START RECORDS SUPPLIED

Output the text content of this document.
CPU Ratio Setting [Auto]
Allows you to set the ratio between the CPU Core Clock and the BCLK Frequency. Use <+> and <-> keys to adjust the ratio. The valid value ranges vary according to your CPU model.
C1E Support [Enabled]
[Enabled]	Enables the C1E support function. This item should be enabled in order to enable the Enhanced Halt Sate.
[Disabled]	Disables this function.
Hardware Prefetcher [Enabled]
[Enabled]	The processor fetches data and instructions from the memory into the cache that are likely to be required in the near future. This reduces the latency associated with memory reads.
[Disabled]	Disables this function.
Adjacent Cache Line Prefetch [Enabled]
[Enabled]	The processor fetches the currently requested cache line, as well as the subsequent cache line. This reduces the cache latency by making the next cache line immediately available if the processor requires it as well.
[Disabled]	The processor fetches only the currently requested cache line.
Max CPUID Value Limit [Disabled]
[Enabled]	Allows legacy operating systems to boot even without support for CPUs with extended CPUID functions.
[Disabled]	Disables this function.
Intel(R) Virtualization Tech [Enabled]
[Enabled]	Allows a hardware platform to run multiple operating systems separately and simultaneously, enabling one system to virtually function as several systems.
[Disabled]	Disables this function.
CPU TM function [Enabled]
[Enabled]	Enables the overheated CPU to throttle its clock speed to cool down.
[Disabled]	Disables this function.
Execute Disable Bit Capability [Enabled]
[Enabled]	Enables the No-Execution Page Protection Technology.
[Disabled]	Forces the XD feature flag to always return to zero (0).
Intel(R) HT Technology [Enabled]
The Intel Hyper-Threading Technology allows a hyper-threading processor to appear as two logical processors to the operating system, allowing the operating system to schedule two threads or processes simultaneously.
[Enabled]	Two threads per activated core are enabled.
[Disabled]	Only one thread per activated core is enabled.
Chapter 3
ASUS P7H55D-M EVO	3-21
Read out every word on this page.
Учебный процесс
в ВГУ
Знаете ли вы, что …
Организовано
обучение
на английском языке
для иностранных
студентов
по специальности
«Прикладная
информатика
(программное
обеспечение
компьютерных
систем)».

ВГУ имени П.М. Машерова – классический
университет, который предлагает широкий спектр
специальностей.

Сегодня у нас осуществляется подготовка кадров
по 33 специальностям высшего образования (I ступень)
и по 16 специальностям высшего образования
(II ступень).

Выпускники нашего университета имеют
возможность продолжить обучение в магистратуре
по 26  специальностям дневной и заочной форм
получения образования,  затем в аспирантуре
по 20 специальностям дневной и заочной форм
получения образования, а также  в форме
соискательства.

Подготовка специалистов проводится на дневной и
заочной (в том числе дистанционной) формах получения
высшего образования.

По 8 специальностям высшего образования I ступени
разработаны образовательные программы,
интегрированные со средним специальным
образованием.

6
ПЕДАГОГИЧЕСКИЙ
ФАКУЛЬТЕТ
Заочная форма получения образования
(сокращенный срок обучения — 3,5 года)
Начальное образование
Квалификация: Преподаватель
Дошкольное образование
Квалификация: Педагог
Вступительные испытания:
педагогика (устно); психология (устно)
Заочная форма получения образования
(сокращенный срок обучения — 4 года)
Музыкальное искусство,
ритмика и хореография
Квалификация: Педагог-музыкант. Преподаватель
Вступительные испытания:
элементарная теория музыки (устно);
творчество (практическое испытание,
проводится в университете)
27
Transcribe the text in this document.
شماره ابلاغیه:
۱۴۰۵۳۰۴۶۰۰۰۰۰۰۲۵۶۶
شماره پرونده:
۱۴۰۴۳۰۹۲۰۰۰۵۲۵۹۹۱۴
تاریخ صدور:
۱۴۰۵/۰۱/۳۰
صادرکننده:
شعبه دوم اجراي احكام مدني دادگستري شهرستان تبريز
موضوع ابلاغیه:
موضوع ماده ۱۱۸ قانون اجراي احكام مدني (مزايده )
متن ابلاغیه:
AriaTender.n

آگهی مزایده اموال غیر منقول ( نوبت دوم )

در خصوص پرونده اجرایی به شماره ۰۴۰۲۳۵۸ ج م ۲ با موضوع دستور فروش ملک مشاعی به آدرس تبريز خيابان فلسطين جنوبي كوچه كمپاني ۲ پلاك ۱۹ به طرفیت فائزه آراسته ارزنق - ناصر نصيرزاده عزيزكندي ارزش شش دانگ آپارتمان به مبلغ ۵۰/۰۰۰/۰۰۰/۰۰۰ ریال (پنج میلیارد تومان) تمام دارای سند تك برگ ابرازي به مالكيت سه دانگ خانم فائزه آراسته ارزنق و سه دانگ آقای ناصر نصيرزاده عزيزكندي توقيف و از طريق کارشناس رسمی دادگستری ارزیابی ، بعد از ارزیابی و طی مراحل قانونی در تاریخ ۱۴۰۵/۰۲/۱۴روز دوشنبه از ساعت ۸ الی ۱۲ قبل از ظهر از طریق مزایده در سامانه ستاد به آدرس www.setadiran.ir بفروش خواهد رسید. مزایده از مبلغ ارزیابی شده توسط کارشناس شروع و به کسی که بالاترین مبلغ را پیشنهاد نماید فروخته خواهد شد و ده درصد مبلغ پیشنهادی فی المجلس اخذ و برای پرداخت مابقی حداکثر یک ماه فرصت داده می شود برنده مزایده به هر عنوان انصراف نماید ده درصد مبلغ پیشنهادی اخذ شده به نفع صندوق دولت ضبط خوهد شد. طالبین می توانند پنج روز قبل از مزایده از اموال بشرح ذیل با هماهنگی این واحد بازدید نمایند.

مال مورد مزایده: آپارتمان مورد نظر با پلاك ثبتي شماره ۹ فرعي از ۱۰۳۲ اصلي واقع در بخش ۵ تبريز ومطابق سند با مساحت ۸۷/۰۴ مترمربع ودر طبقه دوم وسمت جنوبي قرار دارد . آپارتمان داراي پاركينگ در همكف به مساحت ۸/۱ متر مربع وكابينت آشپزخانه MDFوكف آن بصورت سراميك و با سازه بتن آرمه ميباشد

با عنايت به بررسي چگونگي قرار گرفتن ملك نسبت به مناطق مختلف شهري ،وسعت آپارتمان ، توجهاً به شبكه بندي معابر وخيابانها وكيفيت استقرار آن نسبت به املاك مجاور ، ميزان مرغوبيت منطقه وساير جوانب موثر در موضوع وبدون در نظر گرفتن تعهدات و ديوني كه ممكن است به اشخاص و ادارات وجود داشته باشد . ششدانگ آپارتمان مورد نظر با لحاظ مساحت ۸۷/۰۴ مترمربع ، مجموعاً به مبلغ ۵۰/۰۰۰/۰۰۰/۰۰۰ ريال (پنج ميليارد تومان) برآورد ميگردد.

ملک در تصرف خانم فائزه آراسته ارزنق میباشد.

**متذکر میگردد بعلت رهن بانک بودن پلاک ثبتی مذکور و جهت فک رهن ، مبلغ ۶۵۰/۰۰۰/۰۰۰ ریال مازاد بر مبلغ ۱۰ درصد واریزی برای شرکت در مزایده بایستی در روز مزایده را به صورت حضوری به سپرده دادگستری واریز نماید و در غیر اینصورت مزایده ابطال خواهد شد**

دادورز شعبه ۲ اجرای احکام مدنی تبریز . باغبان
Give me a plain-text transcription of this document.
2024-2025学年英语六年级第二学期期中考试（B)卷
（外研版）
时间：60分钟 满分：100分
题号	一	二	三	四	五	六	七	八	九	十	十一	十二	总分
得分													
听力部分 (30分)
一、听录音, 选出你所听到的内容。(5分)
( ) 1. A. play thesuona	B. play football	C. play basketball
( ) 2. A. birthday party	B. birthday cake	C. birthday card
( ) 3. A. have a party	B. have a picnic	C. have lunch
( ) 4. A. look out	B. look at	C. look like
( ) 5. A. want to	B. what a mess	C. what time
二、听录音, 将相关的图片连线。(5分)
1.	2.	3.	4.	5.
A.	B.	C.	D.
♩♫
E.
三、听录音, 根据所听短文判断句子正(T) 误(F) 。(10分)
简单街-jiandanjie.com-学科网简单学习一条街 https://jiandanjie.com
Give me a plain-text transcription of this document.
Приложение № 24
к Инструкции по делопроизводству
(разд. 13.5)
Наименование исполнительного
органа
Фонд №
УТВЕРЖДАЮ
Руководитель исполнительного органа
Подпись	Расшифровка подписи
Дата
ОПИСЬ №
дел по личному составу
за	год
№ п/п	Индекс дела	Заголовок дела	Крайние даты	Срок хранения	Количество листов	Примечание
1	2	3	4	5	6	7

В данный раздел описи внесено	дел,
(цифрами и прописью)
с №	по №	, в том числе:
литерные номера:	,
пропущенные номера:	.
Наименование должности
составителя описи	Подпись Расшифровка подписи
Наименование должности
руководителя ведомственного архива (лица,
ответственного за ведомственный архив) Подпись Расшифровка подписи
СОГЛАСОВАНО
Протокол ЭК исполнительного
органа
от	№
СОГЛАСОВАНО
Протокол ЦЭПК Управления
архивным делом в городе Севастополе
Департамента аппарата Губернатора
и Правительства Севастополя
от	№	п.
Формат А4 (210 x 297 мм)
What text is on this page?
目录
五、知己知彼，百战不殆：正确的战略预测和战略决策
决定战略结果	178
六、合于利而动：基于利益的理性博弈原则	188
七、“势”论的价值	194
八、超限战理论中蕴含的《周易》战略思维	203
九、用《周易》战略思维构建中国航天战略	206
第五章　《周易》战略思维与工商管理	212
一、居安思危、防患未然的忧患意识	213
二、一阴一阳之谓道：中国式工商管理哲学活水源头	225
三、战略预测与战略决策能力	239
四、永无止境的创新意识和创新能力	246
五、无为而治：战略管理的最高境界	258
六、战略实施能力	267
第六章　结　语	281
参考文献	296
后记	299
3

END RECORDS SUPPLIED

- THE REQUEST: Go back to the data above and please quote exactly, and only, the lines from the line with "What text is on this page?" through its last line.

- COMPLETE RESPONSE:
What text is on this page?
目录
五、知己知彼，百战不殆：正确的战略预测和战略决策
决定战略结果	178
六、合于利而动：基于利益的理性博弈原则	188
七、“势”论的价值	194
八、超限战理论中蕴含的《周易》战略思维	203
九、用《周易》战略思维构建中国航天战略	206
第五章　《周易》战略思维与工商管理	212
一、居安思危、防患未然的忧患意识	213
二、一阴一阳之谓道：中国式工商管理哲学活水源头	225
三、战略预测与战略决策能力	239
四、永无止境的创新意识和创新能力	246
五、无为而治：战略管理的最高境界	258
六、战略实施能力	267
第六章　结　语	281
参考文献	296
后记	299
3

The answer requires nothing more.